_Goal of the exercise_:
Determine the number of lines where "this" occurs and reply with that number by itself.

-- Start --

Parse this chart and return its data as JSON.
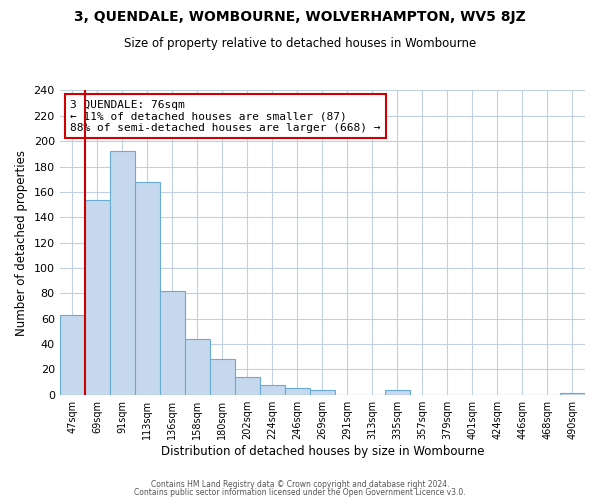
{
  "title": "3, QUENDALE, WOMBOURNE, WOLVERHAMPTON, WV5 8JZ",
  "subtitle": "Size of property relative to detached houses in Wombourne",
  "xlabel": "Distribution of detached houses by size in Wombourne",
  "ylabel": "Number of detached properties",
  "bar_labels": [
    "47sqm",
    "69sqm",
    "91sqm",
    "113sqm",
    "136sqm",
    "158sqm",
    "180sqm",
    "202sqm",
    "224sqm",
    "246sqm",
    "269sqm",
    "291sqm",
    "313sqm",
    "335sqm",
    "357sqm",
    "379sqm",
    "401sqm",
    "424sqm",
    "446sqm",
    "468sqm",
    "490sqm"
  ],
  "bar_values": [
    63,
    154,
    192,
    168,
    82,
    44,
    28,
    14,
    8,
    5,
    4,
    0,
    0,
    4,
    0,
    0,
    0,
    0,
    0,
    0,
    1
  ],
  "bar_color": "#c5d8ed",
  "bar_edge_color": "#6aabd2",
  "property_line_label": "3 QUENDALE: 76sqm",
  "annotation_line1": "← 11% of detached houses are smaller (87)",
  "annotation_line2": "88% of semi-detached houses are larger (668) →",
  "annotation_box_color": "#ffffff",
  "annotation_box_edge_color": "#cc0000",
  "line_color": "#cc0000",
  "ylim": [
    0,
    240
  ],
  "yticks": [
    0,
    20,
    40,
    60,
    80,
    100,
    120,
    140,
    160,
    180,
    200,
    220,
    240
  ],
  "footer1": "Contains HM Land Registry data © Crown copyright and database right 2024.",
  "footer2": "Contains public sector information licensed under the Open Government Licence v3.0.",
  "background_color": "#ffffff",
  "grid_color": "#c0d0e0"
}
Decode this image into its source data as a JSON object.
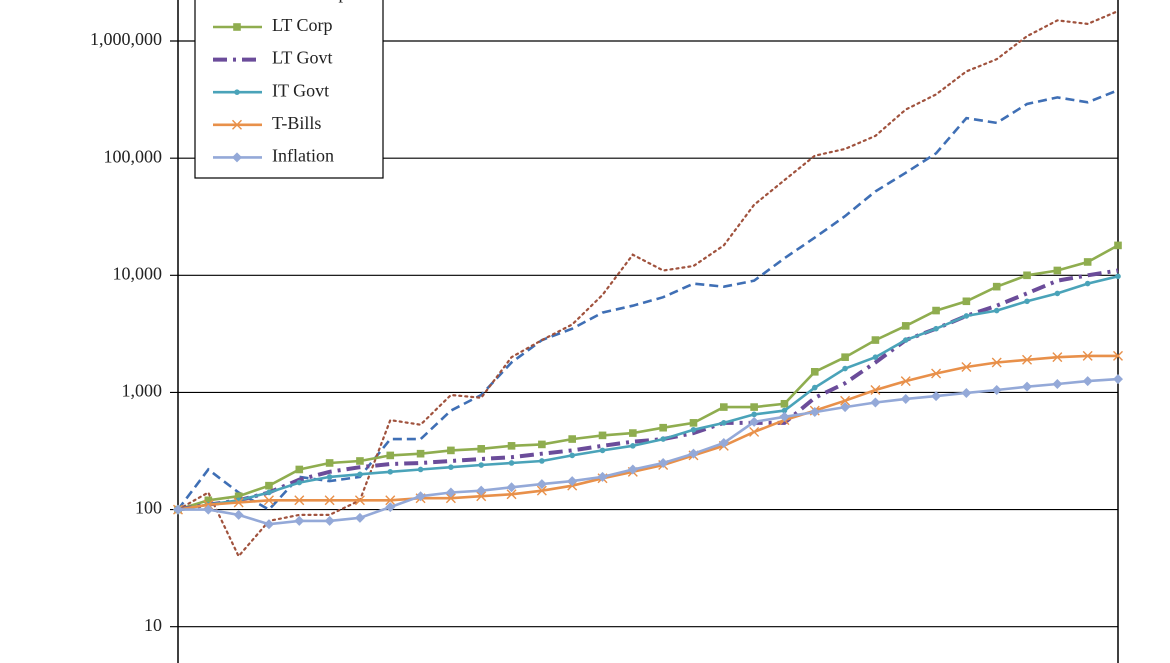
{
  "chart_data": {
    "type": "line",
    "log_scale": true,
    "grid": true,
    "ylim": [
      4.9,
      2240000
    ],
    "yticks": [
      10,
      100,
      {
        "value": 1000,
        "label": "1,000"
      },
      {
        "value": 10000,
        "label": "10,000"
      },
      {
        "value": 100000,
        "label": "100,000"
      },
      {
        "value": 1000000,
        "label": "1,000,000"
      }
    ],
    "series": [
      {
        "color": "#3f6fb5",
        "dash": "dashed",
        "marker": "none",
        "values": [
          100,
          220,
          140,
          100,
          190,
          175,
          190,
          400,
          400,
          700,
          950,
          1800,
          2800,
          3500,
          4800,
          5500,
          6500,
          8500,
          8000,
          9000,
          14000,
          21000,
          32000,
          52000,
          75000,
          110000,
          220000,
          200000,
          290000,
          330000,
          300000,
          380000
        ]
      },
      {
        "name": "Small Caps",
        "color": "#a0523d",
        "dash": "dotted",
        "marker": "none",
        "values": [
          100,
          140,
          40,
          80,
          90,
          90,
          120,
          580,
          530,
          950,
          900,
          2000,
          2800,
          3800,
          6800,
          15000,
          11000,
          12000,
          18000,
          40000,
          65000,
          105000,
          120000,
          155000,
          260000,
          350000,
          550000,
          700000,
          1100000,
          1500000,
          1400000,
          1800000
        ]
      },
      {
        "name": "LT Corp",
        "color": "#8fad4f",
        "dash": "solid",
        "marker": "square",
        "values": [
          100,
          120,
          130,
          160,
          220,
          250,
          260,
          290,
          300,
          320,
          330,
          350,
          360,
          400,
          430,
          450,
          500,
          550,
          750,
          750,
          800,
          1500,
          2000,
          2800,
          3700,
          5000,
          6000,
          8000,
          10000,
          11000,
          13000,
          18000
        ]
      },
      {
        "name": "LT Govt",
        "color": "#6b4c9a",
        "dash": "dashdot",
        "marker": "none",
        "values": [
          100,
          110,
          120,
          140,
          180,
          210,
          230,
          245,
          250,
          260,
          270,
          280,
          300,
          320,
          350,
          380,
          400,
          450,
          550,
          550,
          550,
          900,
          1200,
          1800,
          2800,
          3500,
          4500,
          5500,
          7000,
          9000,
          10000,
          11000
        ]
      },
      {
        "name": "IT Govt",
        "color": "#4aa3b9",
        "dash": "solid",
        "marker": "circle",
        "values": [
          100,
          110,
          120,
          140,
          170,
          190,
          200,
          210,
          220,
          230,
          240,
          250,
          260,
          290,
          320,
          350,
          400,
          480,
          550,
          650,
          700,
          1100,
          1600,
          2000,
          2800,
          3500,
          4500,
          5000,
          6000,
          7000,
          8500,
          9800
        ]
      },
      {
        "name": "T-Bills",
        "color": "#e8904a",
        "dash": "solid",
        "marker": "cross",
        "values": [
          100,
          110,
          115,
          120,
          120,
          120,
          120,
          120,
          125,
          125,
          130,
          135,
          145,
          160,
          185,
          210,
          240,
          290,
          350,
          460,
          580,
          700,
          850,
          1050,
          1250,
          1450,
          1650,
          1800,
          1900,
          2000,
          2050,
          2050
        ]
      },
      {
        "name": "Inflation",
        "color": "#94a9d8",
        "dash": "solid",
        "marker": "diamond",
        "values": [
          100,
          100,
          90,
          75,
          80,
          80,
          85,
          105,
          130,
          140,
          145,
          155,
          165,
          175,
          190,
          220,
          250,
          300,
          370,
          560,
          620,
          680,
          750,
          820,
          880,
          930,
          990,
          1050,
          1120,
          1180,
          1250,
          1300
        ]
      }
    ]
  }
}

-- End --

_Task response_:
2